▶ _Given instruction_
Reproduce the material word for word; the images stay out.

▶ _Data entries_
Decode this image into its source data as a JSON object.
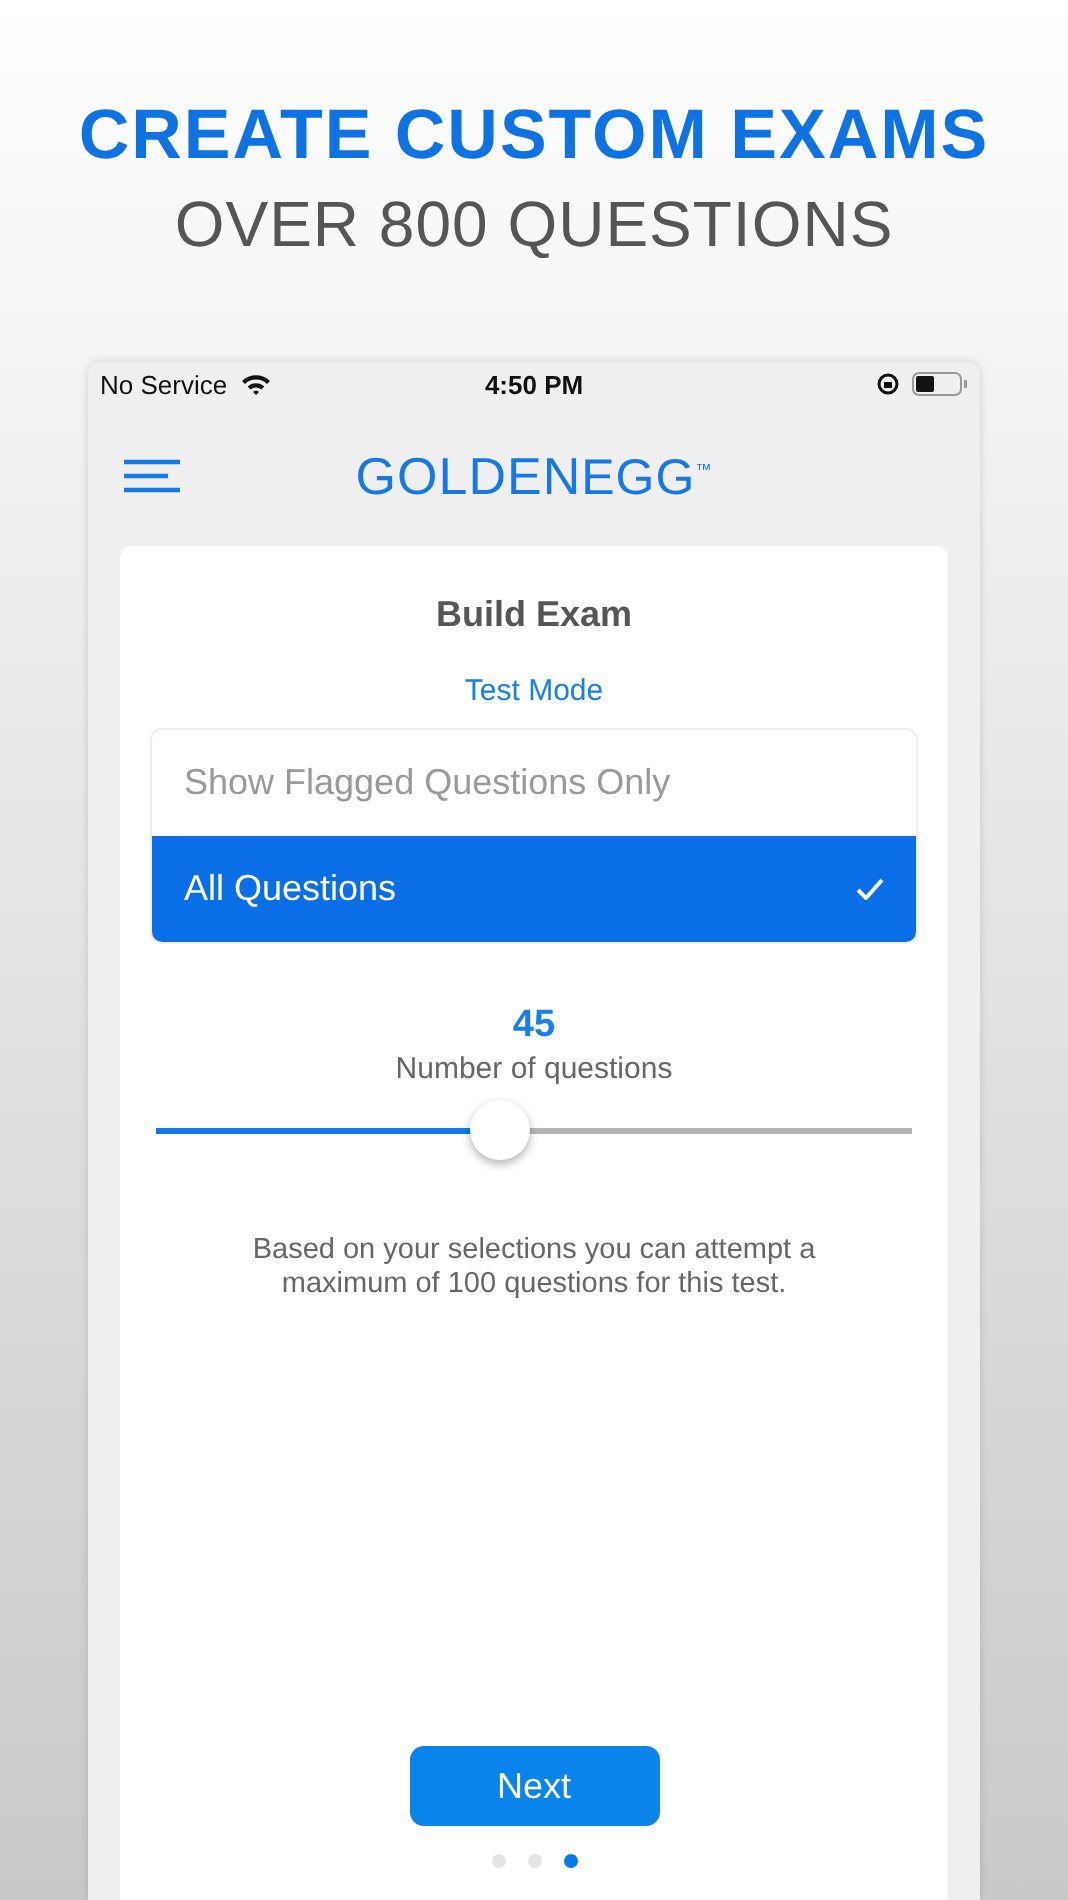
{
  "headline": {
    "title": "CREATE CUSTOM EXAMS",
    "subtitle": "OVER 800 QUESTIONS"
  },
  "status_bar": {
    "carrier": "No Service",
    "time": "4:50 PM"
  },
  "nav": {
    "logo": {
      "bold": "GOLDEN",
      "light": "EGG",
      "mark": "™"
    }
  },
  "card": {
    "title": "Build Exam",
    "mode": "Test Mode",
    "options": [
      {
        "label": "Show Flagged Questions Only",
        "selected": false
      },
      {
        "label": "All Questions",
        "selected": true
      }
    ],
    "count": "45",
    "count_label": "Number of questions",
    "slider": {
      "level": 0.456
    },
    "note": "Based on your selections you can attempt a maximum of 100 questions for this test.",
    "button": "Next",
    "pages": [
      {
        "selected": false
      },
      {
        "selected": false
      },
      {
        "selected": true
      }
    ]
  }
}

▶ _Response to this task_
Decode this image into its source data as a JSON object.
{
  "headline": {
    "title": "CREATE CUSTOM EXAMS",
    "subtitle": "OVER 800 QUESTIONS"
  },
  "status_bar": {
    "carrier": "No Service",
    "time": "4:50 PM"
  },
  "nav": {
    "logo": {
      "bold": "GOLDEN",
      "light": "EGG",
      "mark": "™"
    }
  },
  "card": {
    "title": "Build Exam",
    "mode": "Test Mode",
    "options": [
      {
        "label": "Show Flagged Questions Only",
        "selected": false
      },
      {
        "label": "All Questions",
        "selected": true
      }
    ],
    "count": "45",
    "count_label": "Number of questions",
    "slider": {
      "level": 0.456
    },
    "note": "Based on your selections you can attempt a maximum of 100 questions for this test.",
    "button": "Next",
    "pages": [
      {
        "selected": false
      },
      {
        "selected": false
      },
      {
        "selected": true
      }
    ]
  }
}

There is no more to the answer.